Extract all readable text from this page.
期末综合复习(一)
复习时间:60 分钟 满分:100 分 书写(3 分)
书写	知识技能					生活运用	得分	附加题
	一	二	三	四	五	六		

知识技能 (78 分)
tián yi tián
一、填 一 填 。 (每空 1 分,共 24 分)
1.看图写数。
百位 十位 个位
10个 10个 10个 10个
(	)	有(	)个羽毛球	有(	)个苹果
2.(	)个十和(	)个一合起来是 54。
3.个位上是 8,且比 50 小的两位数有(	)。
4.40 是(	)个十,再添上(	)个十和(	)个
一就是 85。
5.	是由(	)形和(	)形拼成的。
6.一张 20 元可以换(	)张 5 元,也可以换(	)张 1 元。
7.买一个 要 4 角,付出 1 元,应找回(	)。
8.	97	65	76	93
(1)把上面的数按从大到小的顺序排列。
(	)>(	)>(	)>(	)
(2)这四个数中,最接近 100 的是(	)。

---

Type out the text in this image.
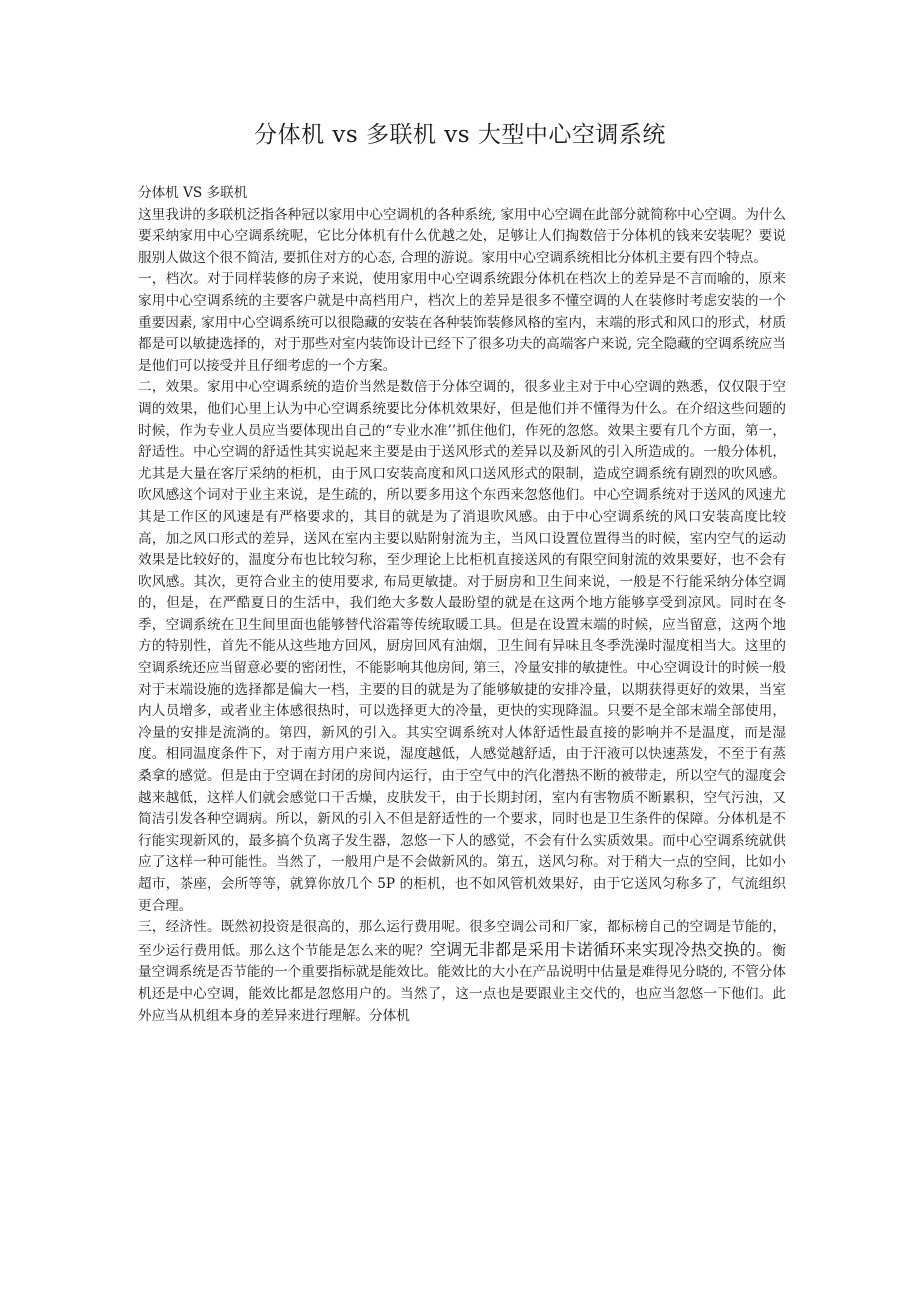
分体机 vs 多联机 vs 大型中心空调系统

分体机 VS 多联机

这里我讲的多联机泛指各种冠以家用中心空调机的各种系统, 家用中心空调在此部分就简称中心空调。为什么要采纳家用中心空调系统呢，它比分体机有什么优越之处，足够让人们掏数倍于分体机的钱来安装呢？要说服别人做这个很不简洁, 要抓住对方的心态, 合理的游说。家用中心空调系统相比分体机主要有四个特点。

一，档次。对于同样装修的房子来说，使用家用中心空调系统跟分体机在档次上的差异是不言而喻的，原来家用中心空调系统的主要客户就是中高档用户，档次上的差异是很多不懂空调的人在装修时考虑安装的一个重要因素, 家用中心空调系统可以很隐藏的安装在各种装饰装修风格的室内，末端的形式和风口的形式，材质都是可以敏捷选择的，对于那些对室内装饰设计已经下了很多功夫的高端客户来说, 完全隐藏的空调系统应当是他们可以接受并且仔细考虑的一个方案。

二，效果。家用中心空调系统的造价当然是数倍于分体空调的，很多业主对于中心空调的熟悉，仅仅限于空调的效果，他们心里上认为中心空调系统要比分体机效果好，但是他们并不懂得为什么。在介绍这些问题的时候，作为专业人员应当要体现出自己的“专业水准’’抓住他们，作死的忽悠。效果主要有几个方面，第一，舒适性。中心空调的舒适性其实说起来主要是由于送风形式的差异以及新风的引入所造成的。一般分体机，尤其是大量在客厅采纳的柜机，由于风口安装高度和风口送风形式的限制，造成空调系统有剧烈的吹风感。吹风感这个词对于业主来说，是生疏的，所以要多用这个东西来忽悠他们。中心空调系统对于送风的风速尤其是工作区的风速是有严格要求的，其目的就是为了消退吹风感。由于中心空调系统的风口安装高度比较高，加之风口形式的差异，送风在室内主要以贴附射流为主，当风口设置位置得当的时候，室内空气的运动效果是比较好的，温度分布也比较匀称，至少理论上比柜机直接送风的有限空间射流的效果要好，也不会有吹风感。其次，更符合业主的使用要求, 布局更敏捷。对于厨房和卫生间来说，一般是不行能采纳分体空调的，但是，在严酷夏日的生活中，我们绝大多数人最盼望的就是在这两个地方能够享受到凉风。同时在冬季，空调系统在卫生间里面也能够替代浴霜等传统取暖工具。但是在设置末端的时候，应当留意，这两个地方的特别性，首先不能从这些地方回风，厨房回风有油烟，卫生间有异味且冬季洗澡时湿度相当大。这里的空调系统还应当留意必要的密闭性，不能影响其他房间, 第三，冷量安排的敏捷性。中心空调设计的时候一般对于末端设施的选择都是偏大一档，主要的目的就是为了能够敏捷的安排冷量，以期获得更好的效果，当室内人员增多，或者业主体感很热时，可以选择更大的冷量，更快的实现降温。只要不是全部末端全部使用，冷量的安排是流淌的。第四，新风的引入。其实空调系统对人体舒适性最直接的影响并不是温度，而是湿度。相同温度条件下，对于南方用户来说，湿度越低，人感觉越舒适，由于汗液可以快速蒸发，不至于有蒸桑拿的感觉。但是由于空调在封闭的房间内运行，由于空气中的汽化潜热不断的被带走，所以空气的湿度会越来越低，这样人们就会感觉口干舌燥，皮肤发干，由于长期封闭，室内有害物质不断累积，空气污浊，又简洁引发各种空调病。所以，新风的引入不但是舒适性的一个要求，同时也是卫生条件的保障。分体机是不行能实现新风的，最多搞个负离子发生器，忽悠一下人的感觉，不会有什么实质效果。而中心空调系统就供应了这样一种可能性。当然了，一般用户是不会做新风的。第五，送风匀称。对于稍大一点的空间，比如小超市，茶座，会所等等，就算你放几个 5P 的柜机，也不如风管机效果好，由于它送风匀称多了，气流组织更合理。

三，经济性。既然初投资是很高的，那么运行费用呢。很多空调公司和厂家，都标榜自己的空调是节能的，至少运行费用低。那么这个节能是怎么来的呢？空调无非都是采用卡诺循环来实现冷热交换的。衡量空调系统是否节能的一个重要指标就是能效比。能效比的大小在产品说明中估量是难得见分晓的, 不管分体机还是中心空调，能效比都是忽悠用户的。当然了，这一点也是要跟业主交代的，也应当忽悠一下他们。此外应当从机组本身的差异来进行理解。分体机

• **WHAT THE TASK REQUIRES**
Only the number is wanted: how many lines in the entries above contain the word "this"?

• **RESULT BELOW**
2